▶ **TASK TO CARRY OUT**: Go through the entries below, tally each line with the string "circa", and give the final number by itself.

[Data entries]

┄┄┄┄┄┄┄┄┄┄

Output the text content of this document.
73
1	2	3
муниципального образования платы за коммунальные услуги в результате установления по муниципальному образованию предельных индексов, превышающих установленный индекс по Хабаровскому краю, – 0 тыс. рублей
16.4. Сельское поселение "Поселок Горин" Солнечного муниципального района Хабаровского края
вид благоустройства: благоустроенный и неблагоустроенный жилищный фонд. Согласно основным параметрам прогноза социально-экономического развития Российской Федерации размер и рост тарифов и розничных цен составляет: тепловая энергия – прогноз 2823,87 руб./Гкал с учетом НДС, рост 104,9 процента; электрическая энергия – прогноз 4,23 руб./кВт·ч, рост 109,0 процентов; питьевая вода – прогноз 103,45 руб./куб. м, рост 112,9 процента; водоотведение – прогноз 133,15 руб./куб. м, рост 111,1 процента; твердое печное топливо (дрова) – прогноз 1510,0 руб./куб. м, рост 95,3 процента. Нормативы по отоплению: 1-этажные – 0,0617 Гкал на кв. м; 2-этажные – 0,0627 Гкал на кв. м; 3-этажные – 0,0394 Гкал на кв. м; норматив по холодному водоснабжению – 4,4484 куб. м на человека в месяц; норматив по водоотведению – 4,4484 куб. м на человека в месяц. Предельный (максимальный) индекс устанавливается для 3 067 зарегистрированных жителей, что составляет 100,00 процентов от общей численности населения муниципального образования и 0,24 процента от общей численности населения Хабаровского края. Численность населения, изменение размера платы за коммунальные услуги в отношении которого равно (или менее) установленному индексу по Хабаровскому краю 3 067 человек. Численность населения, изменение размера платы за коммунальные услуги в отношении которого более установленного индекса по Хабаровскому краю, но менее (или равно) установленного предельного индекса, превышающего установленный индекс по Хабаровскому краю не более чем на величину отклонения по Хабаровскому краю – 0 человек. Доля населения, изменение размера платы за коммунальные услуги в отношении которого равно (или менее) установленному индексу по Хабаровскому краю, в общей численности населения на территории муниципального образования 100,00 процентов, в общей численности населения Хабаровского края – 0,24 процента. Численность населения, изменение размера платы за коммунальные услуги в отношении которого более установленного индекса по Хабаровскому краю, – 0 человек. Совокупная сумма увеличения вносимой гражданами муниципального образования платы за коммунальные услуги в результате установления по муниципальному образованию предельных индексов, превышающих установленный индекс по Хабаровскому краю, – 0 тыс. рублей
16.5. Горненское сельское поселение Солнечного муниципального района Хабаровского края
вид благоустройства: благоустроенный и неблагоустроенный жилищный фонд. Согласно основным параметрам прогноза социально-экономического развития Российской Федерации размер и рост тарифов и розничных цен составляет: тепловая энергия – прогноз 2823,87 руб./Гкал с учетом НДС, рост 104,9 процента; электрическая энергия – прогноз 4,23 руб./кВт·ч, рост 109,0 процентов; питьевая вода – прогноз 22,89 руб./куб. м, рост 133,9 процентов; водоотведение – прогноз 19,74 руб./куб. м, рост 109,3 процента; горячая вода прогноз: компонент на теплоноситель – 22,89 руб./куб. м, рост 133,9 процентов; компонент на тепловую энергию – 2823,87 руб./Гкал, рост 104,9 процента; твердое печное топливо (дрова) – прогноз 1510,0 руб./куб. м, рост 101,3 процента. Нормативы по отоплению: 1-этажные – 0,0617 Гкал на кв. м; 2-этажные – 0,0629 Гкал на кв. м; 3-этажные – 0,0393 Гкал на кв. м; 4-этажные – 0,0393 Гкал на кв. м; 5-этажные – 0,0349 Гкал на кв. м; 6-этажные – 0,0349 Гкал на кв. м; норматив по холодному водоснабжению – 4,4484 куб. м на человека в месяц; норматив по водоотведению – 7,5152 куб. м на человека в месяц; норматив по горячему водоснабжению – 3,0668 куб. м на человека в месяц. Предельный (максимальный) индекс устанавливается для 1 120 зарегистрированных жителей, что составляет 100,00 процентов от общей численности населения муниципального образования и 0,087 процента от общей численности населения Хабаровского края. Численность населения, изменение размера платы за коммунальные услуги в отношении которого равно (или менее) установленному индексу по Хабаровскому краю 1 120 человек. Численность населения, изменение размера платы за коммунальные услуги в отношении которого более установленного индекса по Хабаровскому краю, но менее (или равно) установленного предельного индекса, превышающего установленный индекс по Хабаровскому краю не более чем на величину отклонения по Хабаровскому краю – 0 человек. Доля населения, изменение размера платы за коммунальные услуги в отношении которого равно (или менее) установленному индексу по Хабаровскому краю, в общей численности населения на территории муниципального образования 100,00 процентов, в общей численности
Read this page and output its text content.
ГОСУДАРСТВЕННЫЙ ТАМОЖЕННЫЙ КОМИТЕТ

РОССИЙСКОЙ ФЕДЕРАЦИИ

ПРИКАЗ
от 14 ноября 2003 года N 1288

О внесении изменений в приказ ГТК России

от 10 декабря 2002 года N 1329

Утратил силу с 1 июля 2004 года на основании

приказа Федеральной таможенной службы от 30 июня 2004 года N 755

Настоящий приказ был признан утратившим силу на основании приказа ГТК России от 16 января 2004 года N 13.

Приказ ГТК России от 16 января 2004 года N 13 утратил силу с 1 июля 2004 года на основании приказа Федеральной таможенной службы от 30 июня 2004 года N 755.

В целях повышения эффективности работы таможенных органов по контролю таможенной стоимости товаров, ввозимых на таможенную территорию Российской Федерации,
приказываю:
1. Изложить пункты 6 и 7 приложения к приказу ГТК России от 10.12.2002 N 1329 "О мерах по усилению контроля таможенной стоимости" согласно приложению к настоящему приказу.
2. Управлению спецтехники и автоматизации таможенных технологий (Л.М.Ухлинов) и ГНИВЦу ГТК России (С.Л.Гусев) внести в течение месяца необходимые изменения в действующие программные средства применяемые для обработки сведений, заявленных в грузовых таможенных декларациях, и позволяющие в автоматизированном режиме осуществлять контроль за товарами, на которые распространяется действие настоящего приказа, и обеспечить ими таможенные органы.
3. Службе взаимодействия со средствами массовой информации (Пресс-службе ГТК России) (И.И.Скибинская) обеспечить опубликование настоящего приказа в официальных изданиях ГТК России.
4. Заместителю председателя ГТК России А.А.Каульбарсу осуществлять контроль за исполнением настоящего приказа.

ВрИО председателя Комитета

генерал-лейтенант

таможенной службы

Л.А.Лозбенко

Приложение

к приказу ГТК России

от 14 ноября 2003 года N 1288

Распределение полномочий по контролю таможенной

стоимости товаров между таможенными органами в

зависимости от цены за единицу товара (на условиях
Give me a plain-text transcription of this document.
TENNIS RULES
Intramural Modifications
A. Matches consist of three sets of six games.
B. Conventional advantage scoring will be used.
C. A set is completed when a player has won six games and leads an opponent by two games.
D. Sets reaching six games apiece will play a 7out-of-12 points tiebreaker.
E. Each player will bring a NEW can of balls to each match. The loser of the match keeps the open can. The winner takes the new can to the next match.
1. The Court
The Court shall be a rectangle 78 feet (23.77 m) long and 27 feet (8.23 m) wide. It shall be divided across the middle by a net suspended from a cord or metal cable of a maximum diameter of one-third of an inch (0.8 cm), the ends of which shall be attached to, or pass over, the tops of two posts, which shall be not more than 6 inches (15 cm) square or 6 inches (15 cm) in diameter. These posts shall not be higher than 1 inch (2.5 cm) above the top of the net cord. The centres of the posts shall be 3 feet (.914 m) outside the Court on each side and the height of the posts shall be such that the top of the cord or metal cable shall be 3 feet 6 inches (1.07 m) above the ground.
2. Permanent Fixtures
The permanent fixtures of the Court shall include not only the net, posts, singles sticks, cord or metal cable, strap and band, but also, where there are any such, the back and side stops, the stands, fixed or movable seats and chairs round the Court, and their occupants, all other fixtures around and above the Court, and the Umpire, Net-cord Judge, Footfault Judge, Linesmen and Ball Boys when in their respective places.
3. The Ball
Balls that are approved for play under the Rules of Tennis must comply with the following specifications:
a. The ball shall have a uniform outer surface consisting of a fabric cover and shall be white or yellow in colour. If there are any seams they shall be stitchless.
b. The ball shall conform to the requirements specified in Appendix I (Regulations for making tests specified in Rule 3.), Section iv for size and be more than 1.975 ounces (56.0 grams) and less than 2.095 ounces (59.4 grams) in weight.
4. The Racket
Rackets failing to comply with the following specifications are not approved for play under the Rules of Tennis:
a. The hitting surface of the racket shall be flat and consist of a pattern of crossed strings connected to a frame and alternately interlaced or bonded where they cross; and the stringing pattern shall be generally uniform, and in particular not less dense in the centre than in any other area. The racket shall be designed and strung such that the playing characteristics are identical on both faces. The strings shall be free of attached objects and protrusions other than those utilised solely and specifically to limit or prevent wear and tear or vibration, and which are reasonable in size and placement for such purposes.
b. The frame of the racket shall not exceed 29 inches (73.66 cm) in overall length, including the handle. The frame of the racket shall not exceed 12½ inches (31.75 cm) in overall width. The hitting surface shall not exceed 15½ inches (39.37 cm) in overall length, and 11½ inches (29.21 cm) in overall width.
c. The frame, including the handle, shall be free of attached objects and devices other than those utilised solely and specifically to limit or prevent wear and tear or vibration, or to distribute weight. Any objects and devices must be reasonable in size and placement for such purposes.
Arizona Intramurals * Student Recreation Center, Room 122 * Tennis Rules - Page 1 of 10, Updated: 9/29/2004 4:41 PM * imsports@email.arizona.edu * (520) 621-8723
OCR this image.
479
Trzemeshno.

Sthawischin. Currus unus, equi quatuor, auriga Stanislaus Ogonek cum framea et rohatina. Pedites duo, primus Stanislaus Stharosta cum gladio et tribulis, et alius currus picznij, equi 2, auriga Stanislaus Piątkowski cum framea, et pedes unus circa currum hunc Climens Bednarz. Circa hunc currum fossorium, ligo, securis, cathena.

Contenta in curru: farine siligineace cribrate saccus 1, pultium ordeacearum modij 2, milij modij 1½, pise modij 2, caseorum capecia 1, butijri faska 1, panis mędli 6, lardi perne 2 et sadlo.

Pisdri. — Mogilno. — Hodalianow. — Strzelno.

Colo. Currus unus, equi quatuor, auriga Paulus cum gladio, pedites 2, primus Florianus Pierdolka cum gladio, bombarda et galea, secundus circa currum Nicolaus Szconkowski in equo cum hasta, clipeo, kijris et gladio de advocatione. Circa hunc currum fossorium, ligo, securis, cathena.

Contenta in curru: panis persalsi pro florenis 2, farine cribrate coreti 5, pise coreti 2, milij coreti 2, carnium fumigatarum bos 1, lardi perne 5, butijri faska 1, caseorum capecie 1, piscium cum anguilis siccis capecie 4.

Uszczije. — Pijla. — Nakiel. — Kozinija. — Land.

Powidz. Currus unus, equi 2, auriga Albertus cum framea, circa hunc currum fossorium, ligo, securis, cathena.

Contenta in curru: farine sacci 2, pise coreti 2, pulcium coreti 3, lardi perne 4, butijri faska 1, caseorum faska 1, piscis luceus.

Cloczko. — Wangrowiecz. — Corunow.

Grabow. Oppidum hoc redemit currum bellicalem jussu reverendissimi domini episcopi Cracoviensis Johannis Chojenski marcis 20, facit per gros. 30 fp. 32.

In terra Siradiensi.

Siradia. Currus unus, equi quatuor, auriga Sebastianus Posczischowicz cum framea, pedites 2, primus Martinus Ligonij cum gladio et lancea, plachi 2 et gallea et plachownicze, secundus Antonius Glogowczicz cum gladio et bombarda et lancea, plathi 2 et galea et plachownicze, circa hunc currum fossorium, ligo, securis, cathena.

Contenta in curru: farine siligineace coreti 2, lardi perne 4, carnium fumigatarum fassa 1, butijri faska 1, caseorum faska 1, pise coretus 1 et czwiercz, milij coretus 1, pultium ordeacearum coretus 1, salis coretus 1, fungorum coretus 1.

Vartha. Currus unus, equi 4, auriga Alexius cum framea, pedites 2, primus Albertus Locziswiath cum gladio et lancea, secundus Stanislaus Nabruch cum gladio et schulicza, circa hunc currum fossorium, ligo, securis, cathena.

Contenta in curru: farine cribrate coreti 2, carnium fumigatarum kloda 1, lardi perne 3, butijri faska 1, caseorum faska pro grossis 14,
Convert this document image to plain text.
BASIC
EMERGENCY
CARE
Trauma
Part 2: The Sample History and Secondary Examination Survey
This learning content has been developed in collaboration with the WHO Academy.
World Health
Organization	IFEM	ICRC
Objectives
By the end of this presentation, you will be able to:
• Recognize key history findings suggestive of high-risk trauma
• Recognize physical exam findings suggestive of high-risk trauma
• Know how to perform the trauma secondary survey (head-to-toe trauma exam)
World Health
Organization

┄┄┄┄┄┄┄┄┄┄

▶ **ANSWER FOR THE TASK**: 5